### Consigne donnée
Dans le texte sur la photographie de voyage, quelle ville constitue à la fois le point de départ et le lieu d'arrivée du voyage en Suisse ?

### Texte présenté
++++++++++++++++++++

Il est temps pour moi de vous révéler un grand secret dont tout le monde a déjà conscience mais qu’il est important de rappeler :

Chaque jour, chaque heure, à l’instant même peut être nous sommes entrain de passer à côté d’opportunités de prendre des photos mémorables.

La peur de manquer une photo est irrationnelle, des opportunités de photographier on en manque tous les jours de notre vie, alors au lieu de réfléchir à ce que l’on ne peut pas photographier ailleurs concentrons nous sur ce que l’on peut photographier ici et maintenant tout autour de nous. Nous avons tellement peur de louper des choses que nous remplissons nos itinéraires le plus possible. Je pense que c’est une erreur et que nous perdons beaucoup plus d’occasions en photographie en ne ralentissant jamais.

Installez vous, découvrez le rythme du lieu, apprenez à connaître les gens et laissez les s’habituer à vous.
Si vous voulez réaliser des portraits en voyage ne sautez pas dans tous les sens avec votre appareil, sous le nez des habitants du coin, vous ne ferez qu’éveiller les soupçons. Calmez vous, prenez le temps, photographiez et voyagez à votre rythme.

    

Pour un itinéraire flexible

D’après moi, le plus important en voyage, surtout pour un photographe c’est la flexibilité. Quand on voyage, généralement on désire réaliser le plus de choses possible en un minimum de temps et c’est la pire façon de procéder si vous voulez ramener des photos importantes et impactantes émotionnellement. En faisant ça, on trace un itinéraire inflexible, duquel on s’interdit de s’éloigner au risque de ne pas pouvoir réaliser une partie de son « programme ».

Lors de mon voyage en suisse par exemple, ma seule et unique certitude fut le point de départ et le lieu d’arrivée qui sont tous les deux le même : Genève. Entre deux nous avions une idée de l’itinéraire à suivre sans nous imposer une destination précise pour autant et sans connaissances préalable des lieux que nous voulions visiter.

Cette flexibilité est bien entendu rendu possible lorsque l’on possède peu d’affaires à transporter d’un lieu à l’autre. Il est évident que l’on va rester stationnaire et moins partir à l’aventure si cela implique de traîner une valise de quarante kilos derrière soi tous les jours.

    

La magie se trouve dans l’inattendu

“Quand rien n’est prévu, tout est possible !”

++++++++++++++++++++

### Informations extraites
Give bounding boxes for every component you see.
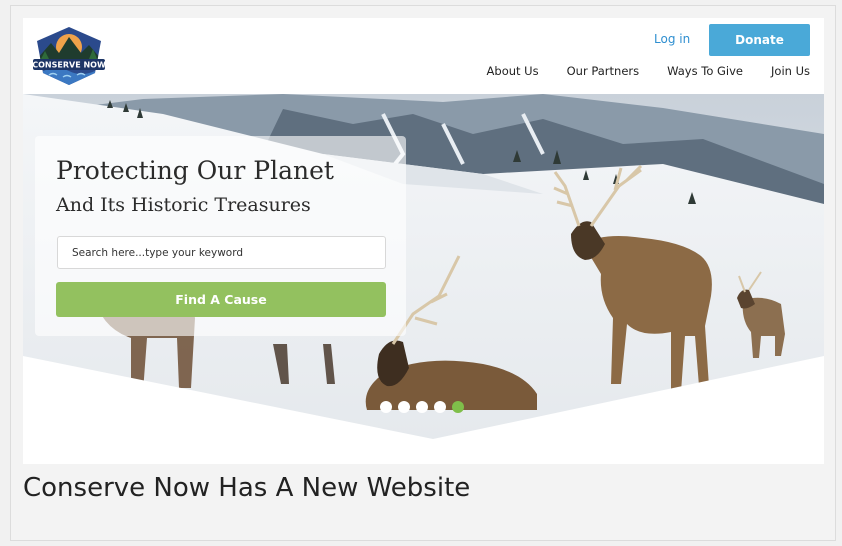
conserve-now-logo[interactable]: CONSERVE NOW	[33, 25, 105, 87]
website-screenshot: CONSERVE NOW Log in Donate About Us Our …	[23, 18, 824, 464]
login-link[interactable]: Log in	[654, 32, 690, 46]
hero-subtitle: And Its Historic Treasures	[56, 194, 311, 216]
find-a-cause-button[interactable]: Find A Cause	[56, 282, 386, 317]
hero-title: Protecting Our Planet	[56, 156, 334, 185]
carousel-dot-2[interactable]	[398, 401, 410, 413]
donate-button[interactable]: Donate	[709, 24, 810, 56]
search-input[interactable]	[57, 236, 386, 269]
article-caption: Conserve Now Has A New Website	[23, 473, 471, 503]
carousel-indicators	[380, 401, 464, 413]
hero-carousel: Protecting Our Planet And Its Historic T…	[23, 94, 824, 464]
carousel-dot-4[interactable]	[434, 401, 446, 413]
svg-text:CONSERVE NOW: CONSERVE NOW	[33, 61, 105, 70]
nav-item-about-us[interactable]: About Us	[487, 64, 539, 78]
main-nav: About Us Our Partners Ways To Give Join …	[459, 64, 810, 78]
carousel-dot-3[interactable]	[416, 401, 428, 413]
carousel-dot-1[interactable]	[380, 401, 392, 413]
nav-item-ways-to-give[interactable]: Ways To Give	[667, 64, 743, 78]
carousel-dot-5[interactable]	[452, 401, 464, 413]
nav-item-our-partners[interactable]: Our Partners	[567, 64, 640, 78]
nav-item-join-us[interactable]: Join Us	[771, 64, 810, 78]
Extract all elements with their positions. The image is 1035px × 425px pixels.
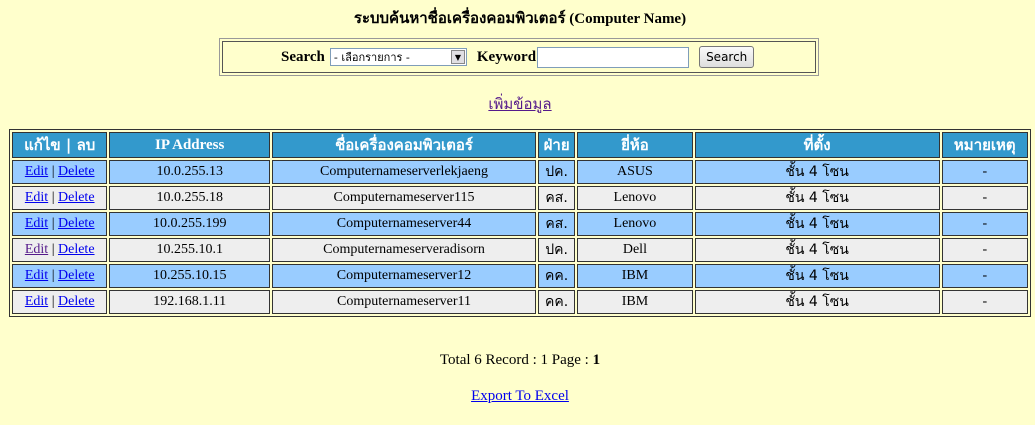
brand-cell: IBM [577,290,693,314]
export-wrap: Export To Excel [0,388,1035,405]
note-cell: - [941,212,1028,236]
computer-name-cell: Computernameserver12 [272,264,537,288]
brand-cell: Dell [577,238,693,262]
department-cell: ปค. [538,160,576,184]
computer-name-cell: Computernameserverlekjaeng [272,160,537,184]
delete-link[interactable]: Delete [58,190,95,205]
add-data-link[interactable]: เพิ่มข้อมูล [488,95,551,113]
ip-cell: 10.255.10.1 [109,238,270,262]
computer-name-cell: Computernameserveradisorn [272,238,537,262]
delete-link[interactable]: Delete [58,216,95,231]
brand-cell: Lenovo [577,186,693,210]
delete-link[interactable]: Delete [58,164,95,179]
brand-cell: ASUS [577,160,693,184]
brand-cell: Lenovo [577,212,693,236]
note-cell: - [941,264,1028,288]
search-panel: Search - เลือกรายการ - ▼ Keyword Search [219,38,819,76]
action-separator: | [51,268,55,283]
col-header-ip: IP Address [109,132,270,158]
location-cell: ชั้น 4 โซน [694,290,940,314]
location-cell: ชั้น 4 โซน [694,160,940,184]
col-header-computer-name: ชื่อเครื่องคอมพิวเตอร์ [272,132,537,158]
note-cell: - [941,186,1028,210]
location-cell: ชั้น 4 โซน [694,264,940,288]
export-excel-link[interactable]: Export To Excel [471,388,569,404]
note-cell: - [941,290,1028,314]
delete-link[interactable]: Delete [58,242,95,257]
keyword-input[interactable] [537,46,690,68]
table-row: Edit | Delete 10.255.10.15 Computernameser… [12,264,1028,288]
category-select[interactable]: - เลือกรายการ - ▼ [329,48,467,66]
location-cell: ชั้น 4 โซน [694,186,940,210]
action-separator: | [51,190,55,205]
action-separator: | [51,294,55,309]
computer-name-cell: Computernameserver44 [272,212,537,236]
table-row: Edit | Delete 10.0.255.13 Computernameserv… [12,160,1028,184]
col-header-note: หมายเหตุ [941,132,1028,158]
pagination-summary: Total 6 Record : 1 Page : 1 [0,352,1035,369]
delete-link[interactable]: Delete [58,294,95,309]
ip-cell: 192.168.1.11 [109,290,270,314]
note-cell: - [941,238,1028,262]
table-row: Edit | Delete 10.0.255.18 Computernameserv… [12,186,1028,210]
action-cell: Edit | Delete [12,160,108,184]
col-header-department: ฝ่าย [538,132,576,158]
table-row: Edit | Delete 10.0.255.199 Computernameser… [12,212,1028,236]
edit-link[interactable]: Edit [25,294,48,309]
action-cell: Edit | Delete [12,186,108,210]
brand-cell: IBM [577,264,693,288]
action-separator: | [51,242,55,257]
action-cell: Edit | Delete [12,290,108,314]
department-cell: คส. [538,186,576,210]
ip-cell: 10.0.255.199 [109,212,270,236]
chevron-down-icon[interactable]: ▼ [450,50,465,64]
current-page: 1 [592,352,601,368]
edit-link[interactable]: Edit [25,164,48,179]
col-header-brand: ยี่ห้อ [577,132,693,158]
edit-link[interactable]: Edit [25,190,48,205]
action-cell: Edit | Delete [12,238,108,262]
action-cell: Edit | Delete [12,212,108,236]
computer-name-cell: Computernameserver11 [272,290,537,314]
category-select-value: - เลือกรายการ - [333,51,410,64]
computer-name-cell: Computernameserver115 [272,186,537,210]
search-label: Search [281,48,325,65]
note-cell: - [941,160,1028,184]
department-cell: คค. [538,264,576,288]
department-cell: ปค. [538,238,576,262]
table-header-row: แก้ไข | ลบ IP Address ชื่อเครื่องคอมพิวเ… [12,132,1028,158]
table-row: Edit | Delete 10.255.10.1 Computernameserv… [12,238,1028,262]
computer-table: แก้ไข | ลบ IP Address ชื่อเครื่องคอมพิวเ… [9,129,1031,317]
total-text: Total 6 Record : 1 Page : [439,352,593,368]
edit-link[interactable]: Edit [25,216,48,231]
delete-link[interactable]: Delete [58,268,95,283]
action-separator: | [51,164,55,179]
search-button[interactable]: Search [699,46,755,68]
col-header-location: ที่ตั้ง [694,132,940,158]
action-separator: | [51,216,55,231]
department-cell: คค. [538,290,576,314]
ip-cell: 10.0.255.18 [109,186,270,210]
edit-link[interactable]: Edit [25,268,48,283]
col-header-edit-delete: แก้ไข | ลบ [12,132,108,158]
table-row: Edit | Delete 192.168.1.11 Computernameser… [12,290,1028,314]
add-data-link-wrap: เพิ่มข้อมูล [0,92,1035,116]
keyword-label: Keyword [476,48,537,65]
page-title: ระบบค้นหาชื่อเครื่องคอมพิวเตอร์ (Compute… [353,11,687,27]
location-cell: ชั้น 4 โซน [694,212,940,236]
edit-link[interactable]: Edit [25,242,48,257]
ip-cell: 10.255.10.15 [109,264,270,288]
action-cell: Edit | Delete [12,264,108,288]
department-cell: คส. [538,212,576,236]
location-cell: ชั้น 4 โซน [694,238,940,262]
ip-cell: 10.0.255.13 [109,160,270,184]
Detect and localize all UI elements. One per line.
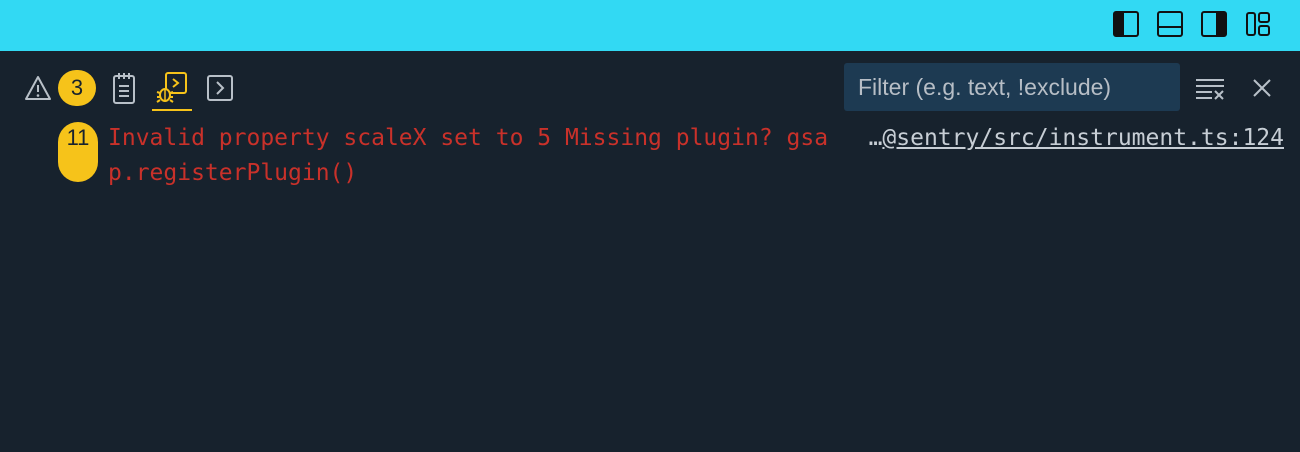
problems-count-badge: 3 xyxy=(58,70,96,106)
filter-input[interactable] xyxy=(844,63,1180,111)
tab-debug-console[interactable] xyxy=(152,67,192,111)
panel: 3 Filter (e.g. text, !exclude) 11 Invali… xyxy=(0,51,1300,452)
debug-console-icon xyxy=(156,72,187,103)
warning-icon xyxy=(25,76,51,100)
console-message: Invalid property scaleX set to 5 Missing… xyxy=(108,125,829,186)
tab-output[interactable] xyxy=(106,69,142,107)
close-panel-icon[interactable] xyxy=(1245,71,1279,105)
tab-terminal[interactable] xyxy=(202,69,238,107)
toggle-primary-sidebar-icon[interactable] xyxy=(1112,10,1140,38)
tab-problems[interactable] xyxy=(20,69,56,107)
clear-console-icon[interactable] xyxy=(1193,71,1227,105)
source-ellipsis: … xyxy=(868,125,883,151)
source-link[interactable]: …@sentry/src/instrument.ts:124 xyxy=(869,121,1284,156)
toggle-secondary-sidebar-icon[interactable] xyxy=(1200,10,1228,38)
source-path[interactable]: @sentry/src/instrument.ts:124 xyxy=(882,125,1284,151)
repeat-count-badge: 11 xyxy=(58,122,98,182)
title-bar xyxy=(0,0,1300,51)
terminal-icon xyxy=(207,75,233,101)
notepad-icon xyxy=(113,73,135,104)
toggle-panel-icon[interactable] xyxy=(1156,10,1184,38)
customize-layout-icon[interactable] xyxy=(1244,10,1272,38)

++++++++++++++++++++

### Réponse ci-dessous
Genève.